▶ [Task description]:
Repeat every record below exactly, leaving out the pictures.

----- Provided material

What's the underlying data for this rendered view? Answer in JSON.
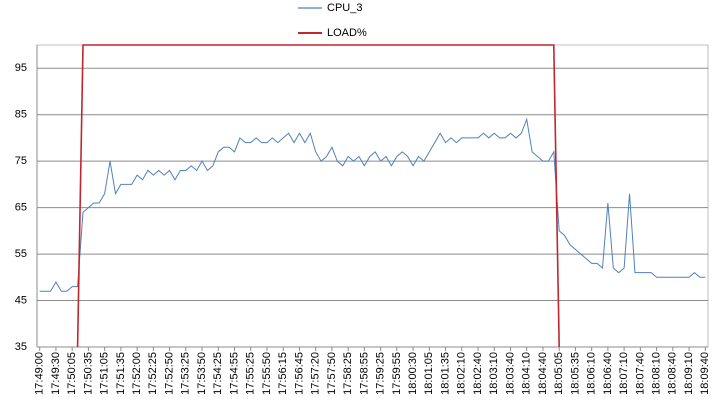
{
  "chart_data": {
    "type": "line",
    "categories": [
      "17:49:00",
      null,
      null,
      "17:49:30",
      null,
      null,
      "17:50:05",
      null,
      null,
      "17:50:35",
      null,
      null,
      "17:51:05",
      null,
      null,
      "17:51:35",
      null,
      null,
      "17:52:00",
      null,
      null,
      "17:52:25",
      null,
      null,
      "17:52:50",
      null,
      null,
      "17:53:25",
      null,
      null,
      "17:53:50",
      null,
      null,
      "17:54:25",
      null,
      null,
      "17:54:55",
      null,
      null,
      "17:55:25",
      null,
      null,
      "17:55:50",
      null,
      null,
      "17:56:15",
      null,
      null,
      "17:56:45",
      null,
      null,
      "17:57:20",
      null,
      null,
      "17:57:50",
      null,
      null,
      "17:58:25",
      null,
      null,
      "17:58:55",
      null,
      null,
      "17:59:25",
      null,
      null,
      "17:59:55",
      null,
      null,
      "18:00:30",
      null,
      null,
      "18:01:05",
      null,
      null,
      "18:01:35",
      null,
      null,
      "18:02:10",
      null,
      null,
      "18:02:40",
      null,
      null,
      "18:03:10",
      null,
      null,
      "18:03:40",
      null,
      null,
      "18:04:10",
      null,
      null,
      "18:04:40",
      null,
      null,
      "18:05:05",
      null,
      null,
      "18:05:35",
      null,
      null,
      "18:06:10",
      null,
      null,
      "18:06:40",
      null,
      null,
      "18:07:10",
      null,
      null,
      "18:07:40",
      null,
      null,
      "18:08:10",
      null,
      null,
      "18:08:40",
      null,
      null,
      "18:09:10",
      null,
      null,
      "18:09:40"
    ],
    "series": [
      {
        "name": "CPU_3",
        "color": "#4f81bd",
        "values": [
          47,
          47,
          47,
          49,
          47,
          47,
          48,
          48,
          64,
          65,
          66,
          66,
          68,
          75,
          68,
          70,
          70,
          70,
          72,
          71,
          73,
          72,
          73,
          72,
          73,
          71,
          73,
          73,
          74,
          73,
          75,
          73,
          74,
          77,
          78,
          78,
          77,
          80,
          79,
          79,
          80,
          79,
          79,
          80,
          79,
          80,
          81,
          79,
          81,
          79,
          81,
          77,
          75,
          76,
          78,
          75,
          74,
          76,
          75,
          76,
          74,
          76,
          77,
          75,
          76,
          74,
          76,
          77,
          76,
          74,
          76,
          75,
          77,
          79,
          81,
          79,
          80,
          79,
          80,
          80,
          80,
          80,
          81,
          80,
          81,
          80,
          80,
          81,
          80,
          81,
          84,
          77,
          76,
          75,
          75,
          77,
          60,
          59,
          57,
          56,
          55,
          54,
          53,
          53,
          52,
          66,
          52,
          51,
          52,
          68,
          51,
          51,
          51,
          51,
          50,
          50,
          50,
          50,
          50,
          50,
          50,
          51,
          50,
          50
        ]
      },
      {
        "name": "LOAD%",
        "color": "#c0272d",
        "values": [
          null,
          null,
          null,
          null,
          null,
          null,
          null,
          35,
          100,
          100,
          100,
          100,
          100,
          100,
          100,
          100,
          100,
          100,
          100,
          100,
          100,
          100,
          100,
          100,
          100,
          100,
          100,
          100,
          100,
          100,
          100,
          100,
          100,
          100,
          100,
          100,
          100,
          100,
          100,
          100,
          100,
          100,
          100,
          100,
          100,
          100,
          100,
          100,
          100,
          100,
          100,
          100,
          100,
          100,
          100,
          100,
          100,
          100,
          100,
          100,
          100,
          100,
          100,
          100,
          100,
          100,
          100,
          100,
          100,
          100,
          100,
          100,
          100,
          100,
          100,
          100,
          100,
          100,
          100,
          100,
          100,
          100,
          100,
          100,
          100,
          100,
          100,
          100,
          100,
          100,
          100,
          100,
          100,
          100,
          100,
          100,
          35,
          null,
          null,
          null,
          null,
          null,
          null,
          null,
          null,
          null,
          null,
          null,
          null,
          null,
          null,
          null,
          null,
          null,
          null,
          null,
          null,
          null,
          null,
          null,
          null,
          null,
          null,
          null
        ]
      }
    ],
    "ylim": [
      35,
      100
    ],
    "yticks": [
      35,
      45,
      55,
      65,
      75,
      85,
      95
    ],
    "grid": true,
    "legend": "top"
  }
}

----------

▶ [Result for this task]:
What's the underlying data for this rendered view? Answer in JSON.
{
  "chart_data": {
    "type": "line",
    "categories": [
      "17:49:00",
      null,
      null,
      "17:49:30",
      null,
      null,
      "17:50:05",
      null,
      null,
      "17:50:35",
      null,
      null,
      "17:51:05",
      null,
      null,
      "17:51:35",
      null,
      null,
      "17:52:00",
      null,
      null,
      "17:52:25",
      null,
      null,
      "17:52:50",
      null,
      null,
      "17:53:25",
      null,
      null,
      "17:53:50",
      null,
      null,
      "17:54:25",
      null,
      null,
      "17:54:55",
      null,
      null,
      "17:55:25",
      null,
      null,
      "17:55:50",
      null,
      null,
      "17:56:15",
      null,
      null,
      "17:56:45",
      null,
      null,
      "17:57:20",
      null,
      null,
      "17:57:50",
      null,
      null,
      "17:58:25",
      null,
      null,
      "17:58:55",
      null,
      null,
      "17:59:25",
      null,
      null,
      "17:59:55",
      null,
      null,
      "18:00:30",
      null,
      null,
      "18:01:05",
      null,
      null,
      "18:01:35",
      null,
      null,
      "18:02:10",
      null,
      null,
      "18:02:40",
      null,
      null,
      "18:03:10",
      null,
      null,
      "18:03:40",
      null,
      null,
      "18:04:10",
      null,
      null,
      "18:04:40",
      null,
      null,
      "18:05:05",
      null,
      null,
      "18:05:35",
      null,
      null,
      "18:06:10",
      null,
      null,
      "18:06:40",
      null,
      null,
      "18:07:10",
      null,
      null,
      "18:07:40",
      null,
      null,
      "18:08:10",
      null,
      null,
      "18:08:40",
      null,
      null,
      "18:09:10",
      null,
      null,
      "18:09:40"
    ],
    "series": [
      {
        "name": "CPU_3",
        "color": "#4f81bd",
        "values": [
          47,
          47,
          47,
          49,
          47,
          47,
          48,
          48,
          64,
          65,
          66,
          66,
          68,
          75,
          68,
          70,
          70,
          70,
          72,
          71,
          73,
          72,
          73,
          72,
          73,
          71,
          73,
          73,
          74,
          73,
          75,
          73,
          74,
          77,
          78,
          78,
          77,
          80,
          79,
          79,
          80,
          79,
          79,
          80,
          79,
          80,
          81,
          79,
          81,
          79,
          81,
          77,
          75,
          76,
          78,
          75,
          74,
          76,
          75,
          76,
          74,
          76,
          77,
          75,
          76,
          74,
          76,
          77,
          76,
          74,
          76,
          75,
          77,
          79,
          81,
          79,
          80,
          79,
          80,
          80,
          80,
          80,
          81,
          80,
          81,
          80,
          80,
          81,
          80,
          81,
          84,
          77,
          76,
          75,
          75,
          77,
          60,
          59,
          57,
          56,
          55,
          54,
          53,
          53,
          52,
          66,
          52,
          51,
          52,
          68,
          51,
          51,
          51,
          51,
          50,
          50,
          50,
          50,
          50,
          50,
          50,
          51,
          50,
          50
        ]
      },
      {
        "name": "LOAD%",
        "color": "#c0272d",
        "values": [
          null,
          null,
          null,
          null,
          null,
          null,
          null,
          35,
          100,
          100,
          100,
          100,
          100,
          100,
          100,
          100,
          100,
          100,
          100,
          100,
          100,
          100,
          100,
          100,
          100,
          100,
          100,
          100,
          100,
          100,
          100,
          100,
          100,
          100,
          100,
          100,
          100,
          100,
          100,
          100,
          100,
          100,
          100,
          100,
          100,
          100,
          100,
          100,
          100,
          100,
          100,
          100,
          100,
          100,
          100,
          100,
          100,
          100,
          100,
          100,
          100,
          100,
          100,
          100,
          100,
          100,
          100,
          100,
          100,
          100,
          100,
          100,
          100,
          100,
          100,
          100,
          100,
          100,
          100,
          100,
          100,
          100,
          100,
          100,
          100,
          100,
          100,
          100,
          100,
          100,
          100,
          100,
          100,
          100,
          100,
          100,
          35,
          null,
          null,
          null,
          null,
          null,
          null,
          null,
          null,
          null,
          null,
          null,
          null,
          null,
          null,
          null,
          null,
          null,
          null,
          null,
          null,
          null,
          null,
          null,
          null,
          null,
          null,
          null
        ]
      }
    ],
    "ylim": [
      35,
      100
    ],
    "yticks": [
      35,
      45,
      55,
      65,
      75,
      85,
      95
    ],
    "grid": true,
    "legend": "top"
  }
}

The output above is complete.